-- Written problem --
Find every line with the word "seat". Copy those lines.

-- Begin The input --

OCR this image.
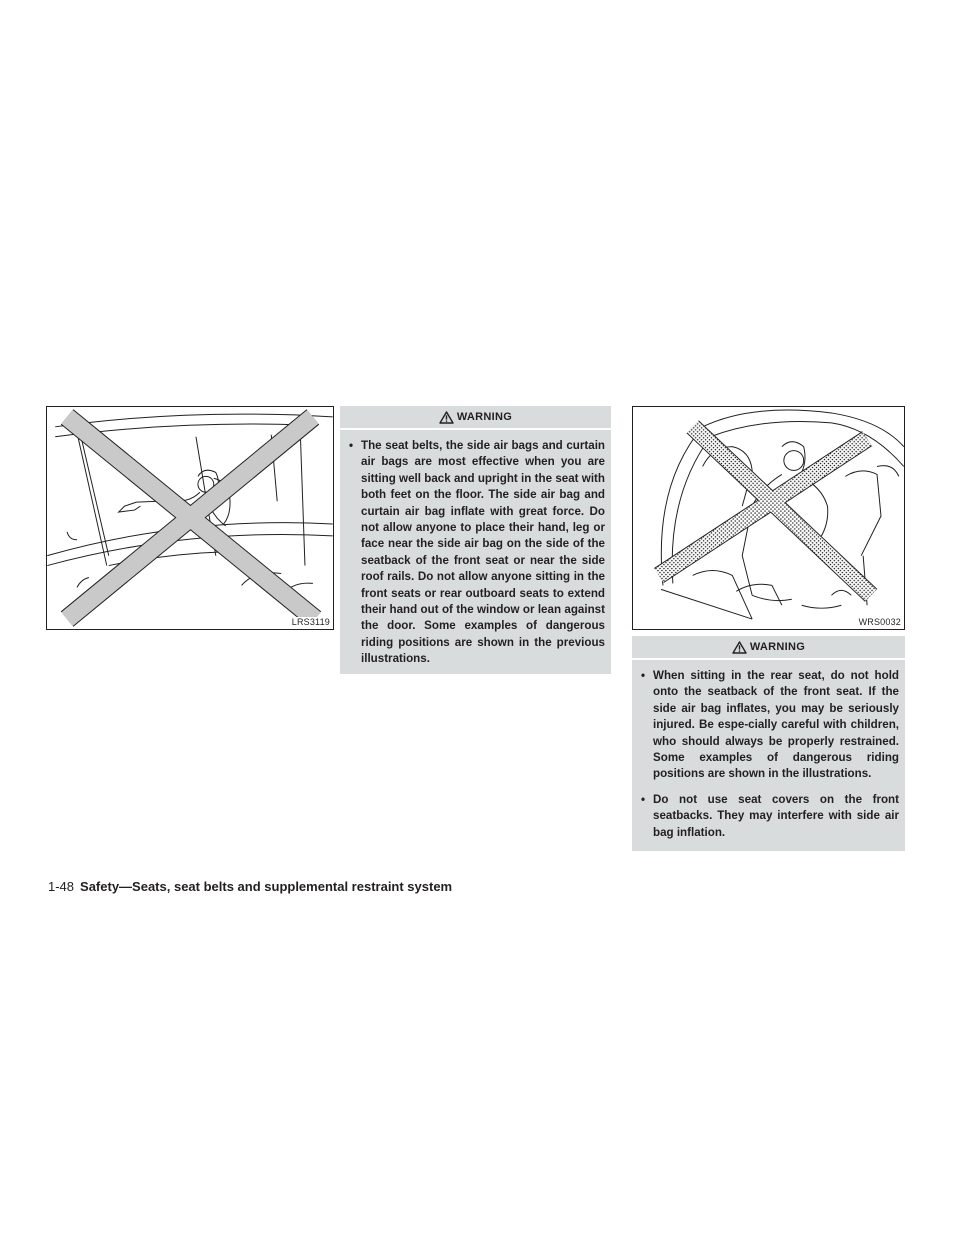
LRS3119
WARNING
• The seat belts, the side air bags and curtain air bags are most effective when you are sitting well back and upright in the seat with both feet on the floor. The side air bag and curtain air bag inflate with great force. Do not allow anyone to place their hand, leg or face near the side air bag on the side of the seatback of the front seat or near the side roof rails. Do not allow anyone sitting in the front seats or rear outboard seats to extend their hand out of the window or lean against the door. Some examples of dangerous riding positions are shown in the previous illustrations.
WRS0032
WARNING
• When sitting in the rear seat, do not hold onto the seatback of the front seat. If the side air bag inflates, you may be seriously injured. Be espe-cially careful with children, who should always be properly restrained. Some examples of dangerous riding positions are shown in the illustrations.
• Do not use seat covers on the front seatbacks. They may interfere with side air bag inflation.
1-48 Safety—Seats, seat belts and supplemental restraint system
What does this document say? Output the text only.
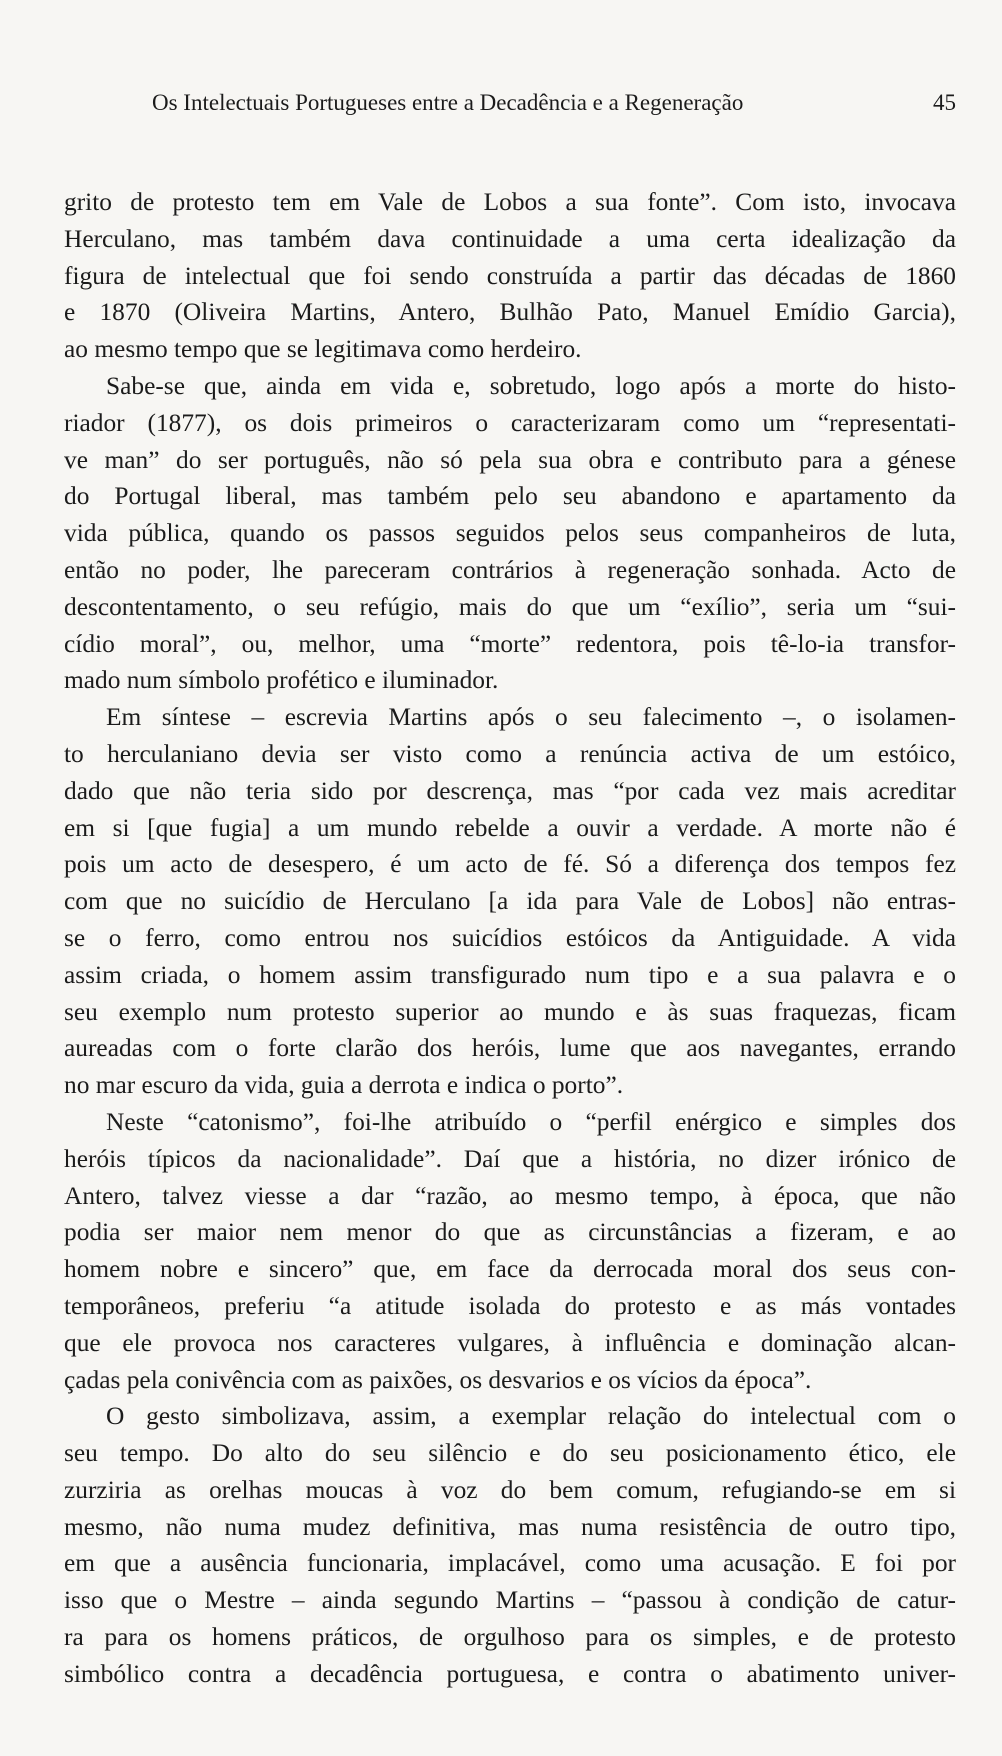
Os Intelectuais Portugueses entre a Decadência e a Regeneração	45
grito de protesto tem em Vale de Lobos a sua fonte”. Com isto, invocava
Herculano, mas também dava continuidade a uma certa idealização da
figura de intelectual que foi sendo construída a partir das décadas de 1860
e 1870 (Oliveira Martins, Antero, Bulhão Pato, Manuel Emídio Garcia),
ao mesmo tempo que se legitimava como herdeiro.
Sabe-se que, ainda em vida e, sobretudo, logo após a morte do histo-
riador (1877), os dois primeiros o caracterizaram como um “representati-
ve man” do ser português, não só pela sua obra e contributo para a génese
do Portugal liberal, mas também pelo seu abandono e apartamento da
vida pública, quando os passos seguidos pelos seus companheiros de luta,
então no poder, lhe pareceram contrários à regeneração sonhada. Acto de
descontentamento, o seu refúgio, mais do que um “exílio”, seria um “sui-
cídio moral”, ou, melhor, uma “morte” redentora, pois tê-lo-ia transfor-
mado num símbolo profético e iluminador.
Em síntese – escrevia Martins após o seu falecimento –, o isolamen-
to herculaniano devia ser visto como a renúncia activa de um estóico,
dado que não teria sido por descrença, mas “por cada vez mais acreditar
em si [que fugia] a um mundo rebelde a ouvir a verdade. A morte não é
pois um acto de desespero, é um acto de fé. Só a diferença dos tempos fez
com que no suicídio de Herculano [a ida para Vale de Lobos] não entras-
se o ferro, como entrou nos suicídios estóicos da Antiguidade. A vida
assim criada, o homem assim transfigurado num tipo e a sua palavra e o
seu exemplo num protesto superior ao mundo e às suas fraquezas, ficam
aureadas com o forte clarão dos heróis, lume que aos navegantes, errando
no mar escuro da vida, guia a derrota e indica o porto”.
Neste “catonismo”, foi-lhe atribuído o “perfil enérgico e simples dos
heróis típicos da nacionalidade”. Daí que a história, no dizer irónico de
Antero, talvez viesse a dar “razão, ao mesmo tempo, à época, que não
podia ser maior nem menor do que as circunstâncias a fizeram, e ao
homem nobre e sincero” que, em face da derrocada moral dos seus con-
temporâneos, preferiu “a atitude isolada do protesto e as más vontades
que ele provoca nos caracteres vulgares, à influência e dominação alcan-
çadas pela conivência com as paixões, os desvarios e os vícios da época”.
O gesto simbolizava, assim, a exemplar relação do intelectual com o
seu tempo. Do alto do seu silêncio e do seu posicionamento ético, ele
zurziria as orelhas moucas à voz do bem comum, refugiando-se em si
mesmo, não numa mudez definitiva, mas numa resistência de outro tipo,
em que a ausência funcionaria, implacável, como uma acusação. E foi por
isso que o Mestre – ainda segundo Martins – “passou à condição de catur-
ra para os homens práticos, de orgulhoso para os simples, e de protesto
simbólico contra a decadência portuguesa, e contra o abatimento univer-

-- End The input --

-- Written response --
• The seat belts, the side air bags and curtain air bags are most effective when you are sitting well back and upright in the seat with both feet on the floor. The side air bag and curtain air bag inflate with great force. Do not allow anyone to place their hand, leg or face near the side air bag on the side of the seatback of the front seat or near the side roof rails. Do not allow anyone sitting in the front seats or rear outboard seats to extend their hand out of the window or lean against the door. Some examples of dangerous riding positions are shown in the previous illustrations.
• When sitting in the rear seat, do not hold onto the seatback of the front seat. If the side air bag inflates, you may be seriously injured. Be espe-cially careful with children, who should always be properly restrained. Some examples of dangerous riding positions are shown in the illustrations.
• Do not use seat covers on the front seatbacks. They may interfere with side air bag inflation.
1-48 Safety—Seats, seat belts and supplemental restraint system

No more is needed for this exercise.